(Records from a data collection)
──────────────────────────────

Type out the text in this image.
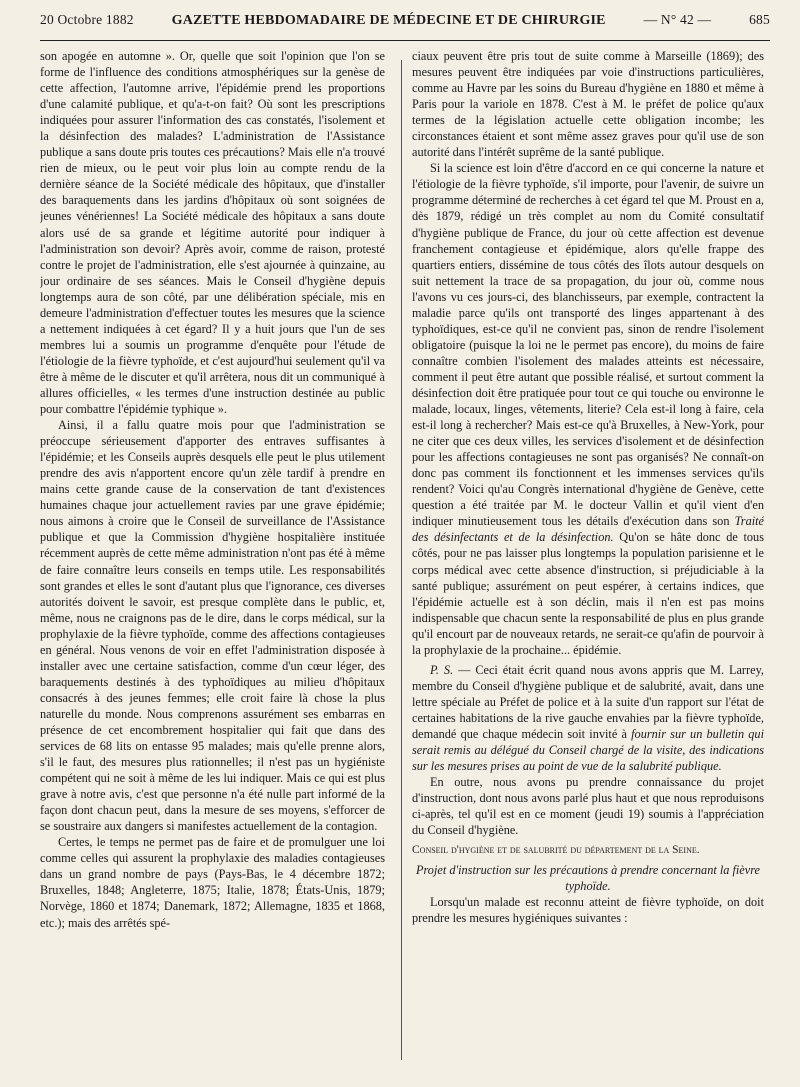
20 Octobre 1882	GAZETTE HEBDOMADAIRE DE MÉDECINE ET DE CHIRURGIE	— N° 42 —	685

son apogée en automne ». Or, quelle que soit l'opinion que l'on se forme de l'influence des conditions atmosphériques sur la genèse de cette affection, l'automne arrive, l'épidémie prend les proportions d'une calamité publique, et qu'a-t-on fait? Où sont les prescriptions indiquées pour assurer l'information des cas constatés, l'isolement et la désinfection des malades? L'administration de l'Assistance publique a sans doute pris toutes ces précautions? Mais elle n'a trouvé rien de mieux, ou le peut voir plus loin au compte rendu de la dernière séance de la Société médicale des hôpitaux, que d'installer des baraquements dans les jardins d'hôpitaux où sont soignées de jeunes vénériennes! La Société médicale des hôpitaux a sans doute alors usé de sa grande et légitime autorité pour indiquer à l'administration son devoir? Après avoir, comme de raison, protesté contre le projet de l'administration, elle s'est ajournée à quinzaine, au jour ordinaire de ses séances. Mais le Conseil d'hygiène depuis longtemps aura de son côté, par une délibération spéciale, mis en demeure l'administration d'effectuer toutes les mesures que la science a nettement indiquées à cet égard? Il y a huit jours que l'un de ses membres lui a soumis un programme d'enquête pour l'étude de l'étiologie de la fièvre typhoïde, et c'est aujourd'hui seulement qu'il va être à même de le discuter et qu'il arrêtera, nous dit un communiqué à allures officielles, « les termes d'une instruction destinée au public pour combattre l'épidémie typhique ».

Ainsi, il a fallu quatre mois pour que l'administration se préoccupe sérieusement d'apporter des entraves suffisantes à l'épidémie; et les Conseils auprès desquels elle peut le plus utilement prendre des avis n'apportent encore qu'un zèle tardif à prendre en mains cette grande cause de la conservation de tant d'existences humaines chaque jour actuellement ravies par une grave épidémie; nous aimons à croire que le Conseil de surveillance de l'Assistance publique et que la Commission d'hygiène hospitalière instituée récemment auprès de cette même administration n'ont pas été à même de faire connaître leurs conseils en temps utile. Les responsabilités sont grandes et elles le sont d'autant plus que l'ignorance, ces diverses autorités doivent le savoir, est presque complète dans le public, et, même, nous ne craignons pas de le dire, dans le corps médical, sur la prophylaxie de la fièvre typhoïde, comme des affections contagieuses en général. Nous venons de voir en effet l'administration disposée à installer avec une certaine satisfaction, comme d'un cœur léger, des baraquements destinés à des typhoïdiques au milieu d'hôpitaux consacrés à des jeunes femmes; elle croit faire là chose la plus naturelle du monde. Nous comprenons assurément ses embarras en présence de cet encombrement hospitalier qui fait que dans des services de 68 lits on entasse 95 malades; mais qu'elle prenne alors, s'il le faut, des mesures plus rationnelles; il n'est pas un hygiéniste compétent qui ne soit à même de les lui indiquer. Mais ce qui est plus grave à notre avis, c'est que personne n'a été nulle part informé de la façon dont chacun peut, dans la mesure de ses moyens, s'efforcer de se soustraire aux dangers si manifestes actuellement de la contagion.

Certes, le temps ne permet pas de faire et de promulguer une loi comme celles qui assurent la prophylaxie des maladies contagieuses dans un grand nombre de pays (Pays-Bas, le 4 décembre 1872; Bruxelles, 1848; Angleterre, 1875; Italie, 1878; États-Unis, 1879; Norvège, 1860 et 1874; Danemark, 1872; Allemagne, 1835 et 1868, etc.); mais des arrêtés spé-

ciaux peuvent être pris tout de suite comme à Marseille (1869); des mesures peuvent être indiquées par voie d'instructions particulières, comme au Havre par les soins du Bureau d'hygiène en 1880 et même à Paris pour la variole en 1878. C'est à M. le préfet de police qu'aux termes de la législation actuelle cette obligation incombe; les circonstances étaient et sont même assez graves pour qu'il use de son autorité dans l'intérêt suprême de la santé publique.

Si la science est loin d'être d'accord en ce qui concerne la nature et l'étiologie de la fièvre typhoïde, s'il importe, pour l'avenir, de suivre un programme déterminé de recherches à cet égard tel que M. Proust en a, dès 1879, rédigé un très complet au nom du Comité consultatif d'hygiène publique de France, du jour où cette affection est devenue franchement contagieuse et épidémique, alors qu'elle frappe des quartiers entiers, dissémine de tous côtés des îlots autour desquels on suit nettement la trace de sa propagation, du jour où, comme nous l'avons vu ces jours-ci, des blanchisseurs, par exemple, contractent la maladie parce qu'ils ont transporté des linges appartenant à des typhoïdiques, est-ce qu'il ne convient pas, sinon de rendre l'isolement obligatoire (puisque la loi ne le permet pas encore), du moins de faire connaître combien l'isolement des malades atteints est nécessaire, comment il peut être autant que possible réalisé, et surtout comment la désinfection doit être pratiquée pour tout ce qui touche ou environne le malade, locaux, linges, vêtements, literie? Cela est-il long à faire, cela est-il long à rechercher? Mais est-ce qu'à Bruxelles, à New-York, pour ne citer que ces deux villes, les services d'isolement et de désinfection pour les affections contagieuses ne sont pas organisés? Ne connaît-on donc pas comment ils fonctionnent et les immenses services qu'ils rendent? Voici qu'au Congrès international d'hygiène de Genève, cette question a été traitée par M. le docteur Vallin et qu'il vient d'en indiquer minutieusement tous les détails d'exécution dans son Traité des désinfectants et de la désinfection. Qu'on se hâte donc de tous côtés, pour ne pas laisser plus longtemps la population parisienne et le corps médical avec cette absence d'instruction, si préjudiciable à la santé publique; assurément on peut espérer, à certains indices, que l'épidémie actuelle est à son déclin, mais il n'en est pas moins indispensable que chacun sente la responsabilité de plus en plus grande qu'il encourt par de nouveaux retards, ne serait-ce qu'afin de pourvoir à la prophylaxie de la prochaine... épidémie.

P. S. — Ceci était écrit quand nous avons appris que M. Larrey, membre du Conseil d'hygiène publique et de salubrité, avait, dans une lettre spéciale au Préfet de police et à la suite d'un rapport sur l'état de certaines habitations de la rive gauche envahies par la fièvre typhoïde, demandé que chaque médecin soit invité à fournir sur un bulletin qui serait remis au délégué du Conseil chargé de la visite, des indications sur les mesures prises au point de vue de la salubrité publique.

En outre, nous avons pu prendre connaissance du projet d'instruction, dont nous avons parlé plus haut et que nous reproduisons ci-après, tel qu'il est en ce moment (jeudi 19) soumis à l'appréciation du Conseil d'hygiène.

Conseil d'hygiène et de salubrité du département de la Seine.

Projet d'instruction sur les précautions à prendre concernant la fièvre typhoïde.

Lorsqu'un malade est reconnu atteint de fièvre typhoïde, on doit prendre les mesures hygiéniques suivantes :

──────────────────────────────

_Set task_
Write out all the entries again, word for word, and print no images.

_Solved exercise_
Type out the text in this image.
20 Octobre 1882	GAZETTE HEBDOMADAIRE DE MÉDECINE ET DE CHIRURGIE	— N° 42 —	685

son apogée en automne ». Or, quelle que soit l'opinion que l'on se forme de l'influence des conditions atmosphériques sur la genèse de cette affection, l'automne arrive, l'épidémie prend les proportions d'une calamité publique, et qu'a-t-on fait? Où sont les prescriptions indiquées pour assurer l'information des cas constatés, l'isolement et la désinfection des malades? L'administration de l'Assistance publique a sans doute pris toutes ces précautions? Mais elle n'a trouvé rien de mieux, ou le peut voir plus loin au compte rendu de la dernière séance de la Société médicale des hôpitaux, que d'installer des baraquements dans les jardins d'hôpitaux où sont soignées de jeunes vénériennes! La Société médicale des hôpitaux a sans doute alors usé de sa grande et légitime autorité pour indiquer à l'administration son devoir? Après avoir, comme de raison, protesté contre le projet de l'administration, elle s'est ajournée à quinzaine, au jour ordinaire de ses séances. Mais le Conseil d'hygiène depuis longtemps aura de son côté, par une délibération spéciale, mis en demeure l'administration d'effectuer toutes les mesures que la science a nettement indiquées à cet égard? Il y a huit jours que l'un de ses membres lui a soumis un programme d'enquête pour l'étude de l'étiologie de la fièvre typhoïde, et c'est aujourd'hui seulement qu'il va être à même de le discuter et qu'il arrêtera, nous dit un communiqué à allures officielles, « les termes d'une instruction destinée au public pour combattre l'épidémie typhique ».

Ainsi, il a fallu quatre mois pour que l'administration se préoccupe sérieusement d'apporter des entraves suffisantes à l'épidémie; et les Conseils auprès desquels elle peut le plus utilement prendre des avis n'apportent encore qu'un zèle tardif à prendre en mains cette grande cause de la conservation de tant d'existences humaines chaque jour actuellement ravies par une grave épidémie; nous aimons à croire que le Conseil de surveillance de l'Assistance publique et que la Commission d'hygiène hospitalière instituée récemment auprès de cette même administration n'ont pas été à même de faire connaître leurs conseils en temps utile. Les responsabilités sont grandes et elles le sont d'autant plus que l'ignorance, ces diverses autorités doivent le savoir, est presque complète dans le public, et, même, nous ne craignons pas de le dire, dans le corps médical, sur la prophylaxie de la fièvre typhoïde, comme des affections contagieuses en général. Nous venons de voir en effet l'administration disposée à installer avec une certaine satisfaction, comme d'un cœur léger, des baraquements destinés à des typhoïdiques au milieu d'hôpitaux consacrés à des jeunes femmes; elle croit faire là chose la plus naturelle du monde. Nous comprenons assurément ses embarras en présence de cet encombrement hospitalier qui fait que dans des services de 68 lits on entasse 95 malades; mais qu'elle prenne alors, s'il le faut, des mesures plus rationnelles; il n'est pas un hygiéniste compétent qui ne soit à même de les lui indiquer. Mais ce qui est plus grave à notre avis, c'est que personne n'a été nulle part informé de la façon dont chacun peut, dans la mesure de ses moyens, s'efforcer de se soustraire aux dangers si manifestes actuellement de la contagion.

Certes, le temps ne permet pas de faire et de promulguer une loi comme celles qui assurent la prophylaxie des maladies contagieuses dans un grand nombre de pays (Pays-Bas, le 4 décembre 1872; Bruxelles, 1848; Angleterre, 1875; Italie, 1878; États-Unis, 1879; Norvège, 1860 et 1874; Danemark, 1872; Allemagne, 1835 et 1868, etc.); mais des arrêtés spé-

ciaux peuvent être pris tout de suite comme à Marseille (1869); des mesures peuvent être indiquées par voie d'instructions particulières, comme au Havre par les soins du Bureau d'hygiène en 1880 et même à Paris pour la variole en 1878. C'est à M. le préfet de police qu'aux termes de la législation actuelle cette obligation incombe; les circonstances étaient et sont même assez graves pour qu'il use de son autorité dans l'intérêt suprême de la santé publique.

Si la science est loin d'être d'accord en ce qui concerne la nature et l'étiologie de la fièvre typhoïde, s'il importe, pour l'avenir, de suivre un programme déterminé de recherches à cet égard tel que M. Proust en a, dès 1879, rédigé un très complet au nom du Comité consultatif d'hygiène publique de France, du jour où cette affection est devenue franchement contagieuse et épidémique, alors qu'elle frappe des quartiers entiers, dissémine de tous côtés des îlots autour desquels on suit nettement la trace de sa propagation, du jour où, comme nous l'avons vu ces jours-ci, des blanchisseurs, par exemple, contractent la maladie parce qu'ils ont transporté des linges appartenant à des typhoïdiques, est-ce qu'il ne convient pas, sinon de rendre l'isolement obligatoire (puisque la loi ne le permet pas encore), du moins de faire connaître combien l'isolement des malades atteints est nécessaire, comment il peut être autant que possible réalisé, et surtout comment la désinfection doit être pratiquée pour tout ce qui touche ou environne le malade, locaux, linges, vêtements, literie? Cela est-il long à faire, cela est-il long à rechercher? Mais est-ce qu'à Bruxelles, à New-York, pour ne citer que ces deux villes, les services d'isolement et de désinfection pour les affections contagieuses ne sont pas organisés? Ne connaît-on donc pas comment ils fonctionnent et les immenses services qu'ils rendent? Voici qu'au Congrès international d'hygiène de Genève, cette question a été traitée par M. le docteur Vallin et qu'il vient d'en indiquer minutieusement tous les détails d'exécution dans son Traité des désinfectants et de la désinfection. Qu'on se hâte donc de tous côtés, pour ne pas laisser plus longtemps la population parisienne et le corps médical avec cette absence d'instruction, si préjudiciable à la santé publique; assurément on peut espérer, à certains indices, que l'épidémie actuelle est à son déclin, mais il n'en est pas moins indispensable que chacun sente la responsabilité de plus en plus grande qu'il encourt par de nouveaux retards, ne serait-ce qu'afin de pourvoir à la prophylaxie de la prochaine... épidémie.

P. S. — Ceci était écrit quand nous avons appris que M. Larrey, membre du Conseil d'hygiène publique et de salubrité, avait, dans une lettre spéciale au Préfet de police et à la suite d'un rapport sur l'état de certaines habitations de la rive gauche envahies par la fièvre typhoïde, demandé que chaque médecin soit invité à fournir sur un bulletin qui serait remis au délégué du Conseil chargé de la visite, des indications sur les mesures prises au point de vue de la salubrité publique.

En outre, nous avons pu prendre connaissance du projet d'instruction, dont nous avons parlé plus haut et que nous reproduisons ci-après, tel qu'il est en ce moment (jeudi 19) soumis à l'appréciation du Conseil d'hygiène.

Conseil d'hygiène et de salubrité du département de la Seine.

Projet d'instruction sur les précautions à prendre concernant la fièvre typhoïde.

Lorsqu'un malade est reconnu atteint de fièvre typhoïde, on doit prendre les mesures hygiéniques suivantes :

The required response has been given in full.